- **Your objective**
Omit every image, and transcribe the remaining entries exactly as given.

## Start

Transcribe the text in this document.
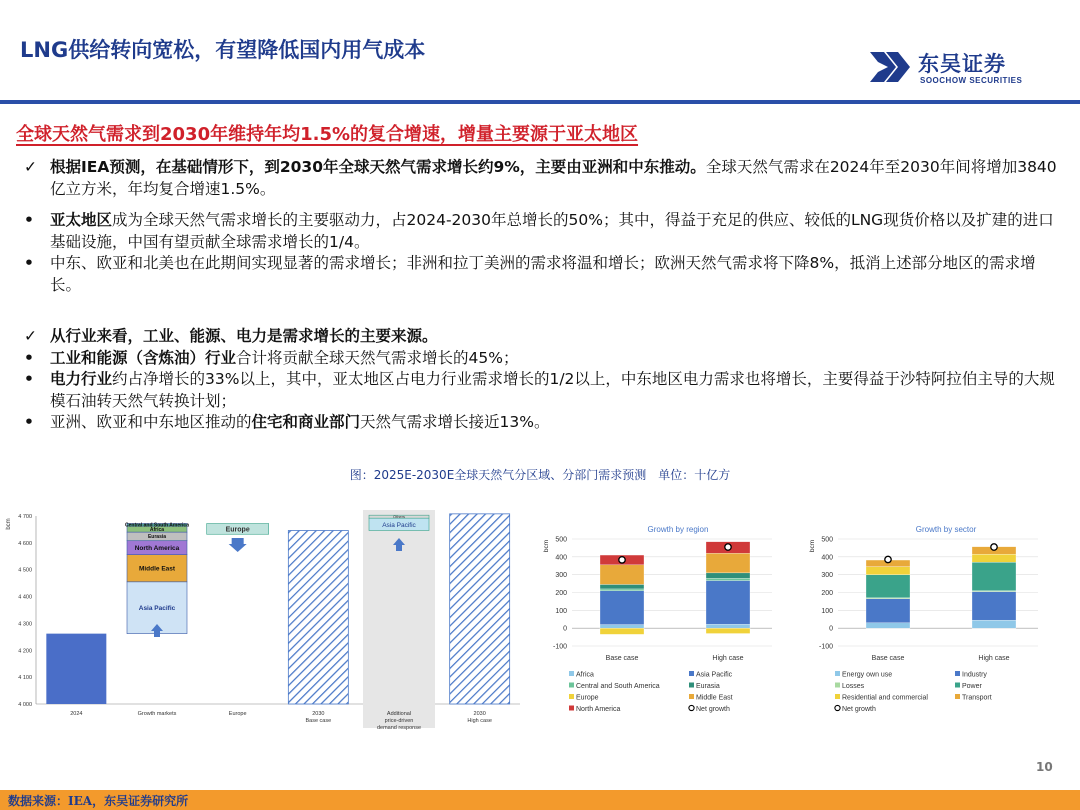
LNG供给转向宽松，有望降低国内用气成本
东吴证券
SOOCHOW SECURITIES
全球天然气需求到2030年维持年均1.5%的复合增速，增量主要源于亚太地区
✓ 根据IEA预测，在基础情形下，到2030年全球天然气需求增长约9%，主要由亚洲和中东推动。全球天然气需求在2024年至2030年间将增加3840亿立方米，年均复合增速1.5%。
•	亚太地区成为全球天然气需求增长的主要驱动力，占2024-2030年总增长的50%；其中，得益于充足的供应、较低的LNG现货价格以及扩建的进口基础设施，中国有望贡献全球需求增长的1/4。
•	中东、欧亚和北美也在此期间实现显著的需求增长；非洲和拉丁美洲的需求将温和增长；欧洲天然气需求将下降8%，抵消上述部分地区的需求增长。
✓ 从行业来看，工业、能源、电力是需求增长的主要来源。
•	工业和能源（含炼油）行业合计将贡献全球天然气需求增长的45%；
•	电力行业约占净增长的33%以上，其中，亚太地区占电力行业需求增长的1/2以上，中东地区电力需求也将增长，主要得益于沙特阿拉伯主导的大规模石油转天然气转换计划；
•	亚洲、欧亚和中东地区推动的住宅和商业部门天然气需求增长接近13%。
图：2025E-2030E全球天然气分区域、分部门需求预测　单位：十亿方
4 000
4 100
4 200
4 300
4 400
4 500
4 600
4 700
bcm
2024	Growth markets	Europe	2030
Base case
Additional
price-driven
demand response
2030
High case
Asia Pacific
Middle East
North America
Eurasia
Africa
Central and South America
Europe
Asia Pacific
Others
Growth by region
bcm
-100
0
100
200
300
400
500
Base case	High case
Africa	Asia Pacific
Central and South America	Eurasia
Europe	Middle East
North America	Net growth
Growth by sector
bcm
-100
0
100
200
300
400
500
Base case	High case
Energy own use	Industry
Losses	Power
Residential and commercial	Transport
Net growth
10
数据来源：IEA，东吴证券研究所
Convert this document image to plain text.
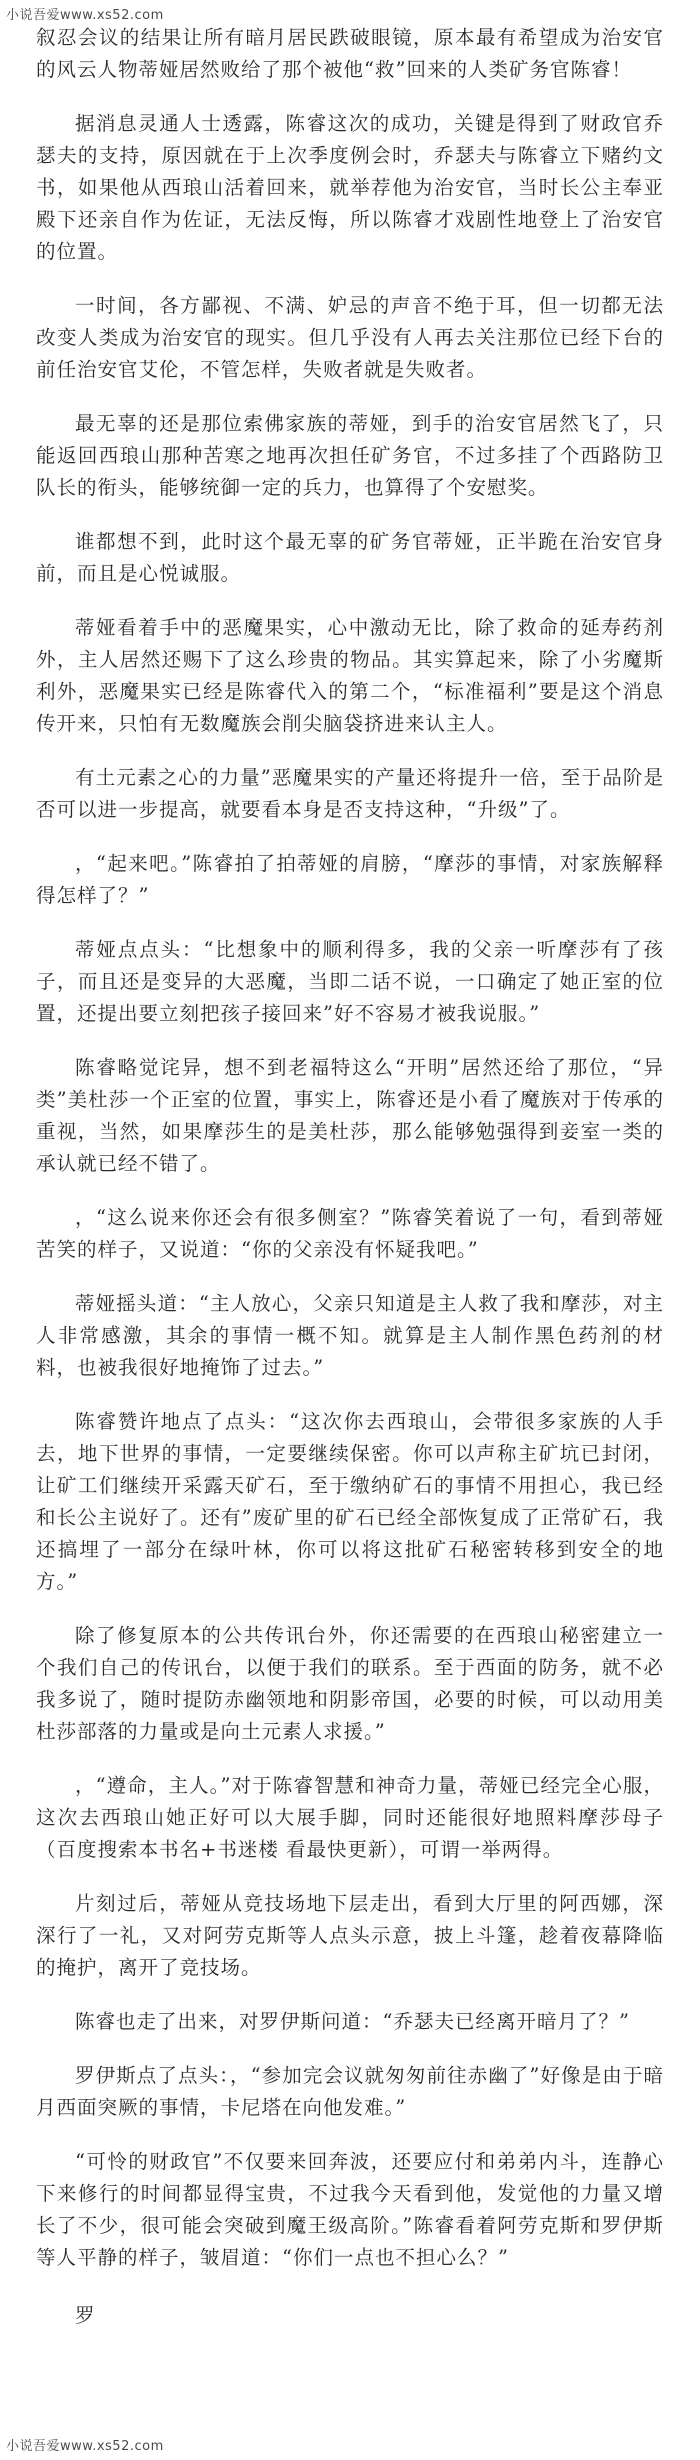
小说吾爱www.xs52.com

叙忍会议的结果让所有暗月居民跌破眼镜，原本最有希望成为治安官的风云人物蒂娅居然败给了那个被他“救”回来的人类矿务官陈睿！

据消息灵通人士透露，陈睿这次的成功，关键是得到了财政官乔瑟夫的支持，原因就在于上次季度例会时，乔瑟夫与陈睿立下赌约文书，如果他从西琅山活着回来，就举荐他为治安官，当时长公主奉亚殿下还亲自作为佐证，无法反悔，所以陈睿才戏剧性地登上了治安官的位置。

一时间，各方鄙视、不满、妒忌的声音不绝于耳，但一切都无法改变人类成为治安官的现实。但几乎没有人再去关注那位已经下台的前任治安官艾伦，不管怎样，失败者就是失败者。

最无辜的还是那位索佛家族的蒂娅，到手的治安官居然飞了，只能返回西琅山那种苦寒之地再次担任矿务官，不过多挂了个西路防卫队长的衔头，能够统御一定的兵力，也算得了个安慰奖。

谁都想不到，此时这个最无辜的矿务官蒂娅，正半跪在治安官身前，而且是心悦诚服。

蒂娅看着手中的恶魔果实，心中激动无比，除了救命的延寿药剂外，主人居然还赐下了这么珍贵的物品。其实算起来，除了小劣魔斯利外，恶魔果实已经是陈睿代入的第二个，“标准福利”要是这个消息传开来，只怕有无数魔族会削尖脑袋挤进来认主人。

有土元素之心的力量”恶魔果实的产量还将提升一倍，至于品阶是否可以进一步提高，就要看本身是否支持这种，“升级”了。

，“起来吧。”陈睿拍了拍蒂娅的肩膀，“摩莎的事情，对家族解释得怎样了？”

蒂娅点点头：“比想象中的顺利得多，我的父亲一听摩莎有了孩子，而且还是变异的大恶魔，当即二话不说，一口确定了她正室的位置，还提出要立刻把孩子接回来”好不容易才被我说服。”

陈睿略觉诧异，想不到老福特这么“开明”居然还给了那位，“异类”美杜莎一个正室的位置，事实上，陈睿还是小看了魔族对于传承的重视，当然，如果摩莎生的是美杜莎，那么能够勉强得到妾室一类的承认就已经不错了。

，“这么说来你还会有很多侧室？”陈睿笑着说了一句，看到蒂娅苦笑的样子，又说道：“你的父亲没有怀疑我吧。”

蒂娅摇头道：“主人放心，父亲只知道是主人救了我和摩莎，对主人非常感激，其余的事情一概不知。就算是主人制作黑色药剂的材料，也被我很好地掩饰了过去。”

陈睿赞许地点了点头：“这次你去西琅山，会带很多家族的人手去，地下世界的事情，一定要继续保密。你可以声称主矿坑已封闭，让矿工们继续开采露天矿石，至于缴纳矿石的事情不用担心，我已经和长公主说好了。还有”废矿里的矿石已经全部恢复成了正常矿石，我还搞埋了一部分在绿叶林，你可以将这批矿石秘密转移到安全的地方。”

除了修复原本的公共传讯台外，你还需要的在西琅山秘密建立一个我们自己的传讯台，以便于我们的联系。至于西面的防务，就不必我多说了，随时提防赤幽领地和阴影帝国，必要的时候，可以动用美杜莎部落的力量或是向土元素人求援。”

，“遵命，主人。”对于陈睿智慧和神奇力量，蒂娅已经完全心服，这次去西琅山她正好可以大展手脚，同时还能很好地照料摩莎母子（百度搜索本书名+书迷楼 看最快更新），可谓一举两得。

片刻过后，蒂娅从竞技场地下层走出，看到大厅里的阿西娜，深深行了一礼，又对阿劳克斯等人点头示意，披上斗篷，趁着夜幕降临的掩护，离开了竞技场。

陈睿也走了出来，对罗伊斯问道：“乔瑟夫已经离开暗月了？”

罗伊斯点了点头：，“参加完会议就匆匆前往赤幽了”好像是由于暗月西面突厥的事情，卡尼塔在向他发难。”

“可怜的财政官”不仅要来回奔波，还要应付和弟弟内斗，连静心下来修行的时间都显得宝贵，不过我今天看到他，发觉他的力量又增长了不少，很可能会突破到魔王级高阶。”陈睿看着阿劳克斯和罗伊斯等人平静的样子，皱眉道：“你们一点也不担心么？”

罗

小说吾爱www.xs52.com
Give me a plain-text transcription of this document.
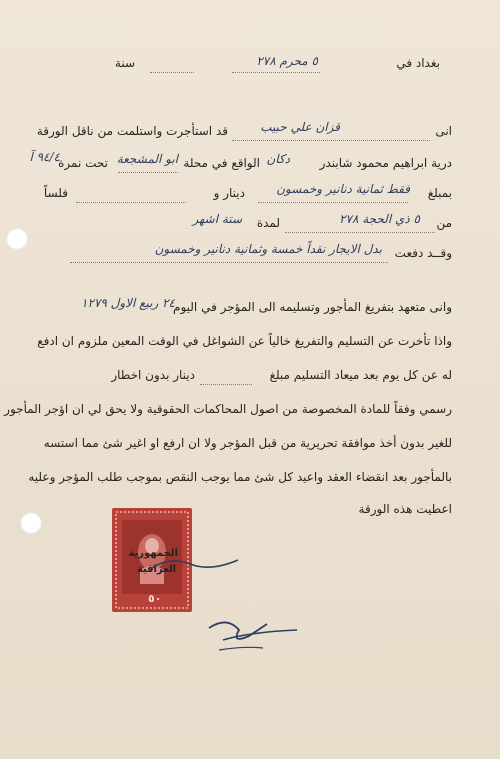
بغداد في
٥ محرم ٢٧٨
سنة
انى
قزان علي حبيب
قد استأجرت واستلمت من ناقل الورقة
درية ابراهيم محمود شابندر
دكان
الواقع في محلة
ابو المشجعة
تحت نمرة
٩٤/٤ آ
بمبلغ
فقط ثمانية دنانير وخمسون
دينار و
فلساً
من
٥ ذي الحجة ٢٧٨
لمدة
ستة اشهر
وقــد دفعت
بدل الايجار نقداً خمسة وثمانية دنانير وخمسون
وانى متعهد بتفريغ المأجور وتسليمه الى المؤجر في اليوم
٢٤ ربيع الاول ١٢٧٩
واذا تأخرت عن التسليم والتفريغ خالياً عن الشواغل في الوقت المعين ملزوم ان ادفع
له عن كل يوم بعد ميعاد التسليم مبلغ
دينار بدون اخطار
رسمي وفقاً للمادة المخصوصة من اصول المحاكمات الحقوقية ولا يحق لي ان اؤجر المأجور
للغير بدون أخذ موافقة تحريرية من قبل المؤجر ولا ان ارفع او اغير شئ مما استسه
بالمأجور بعد انقضاء العقد واعيد كل شئ مما يوجب النقص بموجب طلب المؤجر وعليه
اعطيت هذه الورقة
الجمهورية
العراقية
٥٠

## End

- **Response to the task**
Transcribe the text in this document.
LNG供给转向宽松，有望降低国内用气成本
东吴证券
SOOCHOW SECURITIES
全球天然气需求到2030年维持年均1.5%的复合增速，增量主要源于亚太地区
✓ 根据IEA预测，在基础情形下，到2030年全球天然气需求增长约9%，主要由亚洲和中东推动。全球天然气需求在2024年至2030年间将增加3840亿立方米，年均复合增速1.5%。
•	亚太地区成为全球天然气需求增长的主要驱动力，占2024-2030年总增长的50%；其中，得益于充足的供应、较低的LNG现货价格以及扩建的进口基础设施，中国有望贡献全球需求增长的1/4。
•	中东、欧亚和北美也在此期间实现显著的需求增长；非洲和拉丁美洲的需求将温和增长；欧洲天然气需求将下降8%，抵消上述部分地区的需求增长。
✓ 从行业来看，工业、能源、电力是需求增长的主要来源。
•	工业和能源（含炼油）行业合计将贡献全球天然气需求增长的45%；
•	电力行业约占净增长的33%以上，其中，亚太地区占电力行业需求增长的1/2以上，中东地区电力需求也将增长，主要得益于沙特阿拉伯主导的大规模石油转天然气转换计划；
•	亚洲、欧亚和中东地区推动的住宅和商业部门天然气需求增长接近13%。
图：2025E-2030E全球天然气分区域、分部门需求预测　单位：十亿方
4 000
4 100
4 200
4 300
4 400
4 500
4 600
4 700
bcm
2024	Growth markets	Europe	2030
Base case
Additional
price-driven
demand response
2030
High case
Asia Pacific
Middle East
North America
Eurasia
Africa
Central and South America
Europe
Asia Pacific
Others
Growth by region
bcm
-100
0
100
200
300
400
500
Base case	High case
Africa	Asia Pacific
Central and South America	Eurasia
Europe	Middle East
North America	Net growth
Growth by sector
bcm
-100
0
100
200
300
400
500
Base case	High case
Energy own use	Industry
Losses	Power
Residential and commercial	Transport
Net growth
10
数据来源：IEA，东吴证券研究所
Convert this document image to plain text.
小说吾爱www.xs52.com

叙忍会议的结果让所有暗月居民跌破眼镜，原本最有希望成为治安官的风云人物蒂娅居然败给了那个被他“救”回来的人类矿务官陈睿！

据消息灵通人士透露，陈睿这次的成功，关键是得到了财政官乔瑟夫的支持，原因就在于上次季度例会时，乔瑟夫与陈睿立下赌约文书，如果他从西琅山活着回来，就举荐他为治安官，当时长公主奉亚殿下还亲自作为佐证，无法反悔，所以陈睿才戏剧性地登上了治安官的位置。

一时间，各方鄙视、不满、妒忌的声音不绝于耳，但一切都无法改变人类成为治安官的现实。但几乎没有人再去关注那位已经下台的前任治安官艾伦，不管怎样，失败者就是失败者。

最无辜的还是那位索佛家族的蒂娅，到手的治安官居然飞了，只能返回西琅山那种苦寒之地再次担任矿务官，不过多挂了个西路防卫队长的衔头，能够统御一定的兵力，也算得了个安慰奖。

谁都想不到，此时这个最无辜的矿务官蒂娅，正半跪在治安官身前，而且是心悦诚服。

蒂娅看着手中的恶魔果实，心中激动无比，除了救命的延寿药剂外，主人居然还赐下了这么珍贵的物品。其实算起来，除了小劣魔斯利外，恶魔果实已经是陈睿代入的第二个，“标准福利”要是这个消息传开来，只怕有无数魔族会削尖脑袋挤进来认主人。

有土元素之心的力量”恶魔果实的产量还将提升一倍，至于品阶是否可以进一步提高，就要看本身是否支持这种，“升级”了。

，“起来吧。”陈睿拍了拍蒂娅的肩膀，“摩莎的事情，对家族解释得怎样了？”

蒂娅点点头：“比想象中的顺利得多，我的父亲一听摩莎有了孩子，而且还是变异的大恶魔，当即二话不说，一口确定了她正室的位置，还提出要立刻把孩子接回来”好不容易才被我说服。”

陈睿略觉诧异，想不到老福特这么“开明”居然还给了那位，“异类”美杜莎一个正室的位置，事实上，陈睿还是小看了魔族对于传承的重视，当然，如果摩莎生的是美杜莎，那么能够勉强得到妾室一类的承认就已经不错了。

，“这么说来你还会有很多侧室？”陈睿笑着说了一句，看到蒂娅苦笑的样子，又说道：“你的父亲没有怀疑我吧。”

蒂娅摇头道：“主人放心，父亲只知道是主人救了我和摩莎，对主人非常感激，其余的事情一概不知。就算是主人制作黑色药剂的材料，也被我很好地掩饰了过去。”

陈睿赞许地点了点头：“这次你去西琅山，会带很多家族的人手去，地下世界的事情，一定要继续保密。你可以声称主矿坑已封闭，让矿工们继续开采露天矿石，至于缴纳矿石的事情不用担心，我已经和长公主说好了。还有”废矿里的矿石已经全部恢复成了正常矿石，我还搞埋了一部分在绿叶林，你可以将这批矿石秘密转移到安全的地方。”

除了修复原本的公共传讯台外，你还需要的在西琅山秘密建立一个我们自己的传讯台，以便于我们的联系。至于西面的防务，就不必我多说了，随时提防赤幽领地和阴影帝国，必要的时候，可以动用美杜莎部落的力量或是向土元素人求援。”

，“遵命，主人。”对于陈睿智慧和神奇力量，蒂娅已经完全心服，这次去西琅山她正好可以大展手脚，同时还能很好地照料摩莎母子（百度搜索本书名+书迷楼 看最快更新），可谓一举两得。

片刻过后，蒂娅从竞技场地下层走出，看到大厅里的阿西娜，深深行了一礼，又对阿劳克斯等人点头示意，披上斗篷，趁着夜幕降临的掩护，离开了竞技场。

陈睿也走了出来，对罗伊斯问道：“乔瑟夫已经离开暗月了？”

罗伊斯点了点头：，“参加完会议就匆匆前往赤幽了”好像是由于暗月西面突厥的事情，卡尼塔在向他发难。”

“可怜的财政官”不仅要来回奔波，还要应付和弟弟内斗，连静心下来修行的时间都显得宝贵，不过我今天看到他，发觉他的力量又增长了不少，很可能会突破到魔王级高阶。”陈睿看着阿劳克斯和罗伊斯等人平静的样子，皱眉道：“你们一点也不担心么？”

罗

小说吾爱www.xs52.com
Give me a plain-text transcription of this document.
بغداد في
٥ محرم ٢٧٨
سنة
انى
قزان علي حبيب
قد استأجرت واستلمت من ناقل الورقة
درية ابراهيم محمود شابندر
دكان
الواقع في محلة
ابو المشجعة
تحت نمرة
٩٤/٤ آ
بمبلغ
فقط ثمانية دنانير وخمسون
دينار و
فلساً
من
٥ ذي الحجة ٢٧٨
لمدة
ستة اشهر
وقــد دفعت
بدل الايجار نقداً خمسة وثمانية دنانير وخمسون
وانى متعهد بتفريغ المأجور وتسليمه الى المؤجر في اليوم
٢٤ ربيع الاول ١٢٧٩
واذا تأخرت عن التسليم والتفريغ خالياً عن الشواغل في الوقت المعين ملزوم ان ادفع
له عن كل يوم بعد ميعاد التسليم مبلغ
دينار بدون اخطار
رسمي وفقاً للمادة المخصوصة من اصول المحاكمات الحقوقية ولا يحق لي ان اؤجر المأجور
للغير بدون أخذ موافقة تحريرية من قبل المؤجر ولا ان ارفع او اغير شئ مما استسه
بالمأجور بعد انقضاء العقد واعيد كل شئ مما يوجب النقص بموجب طلب المؤجر وعليه
اعطيت هذه الورقة
الجمهورية
العراقية
٥٠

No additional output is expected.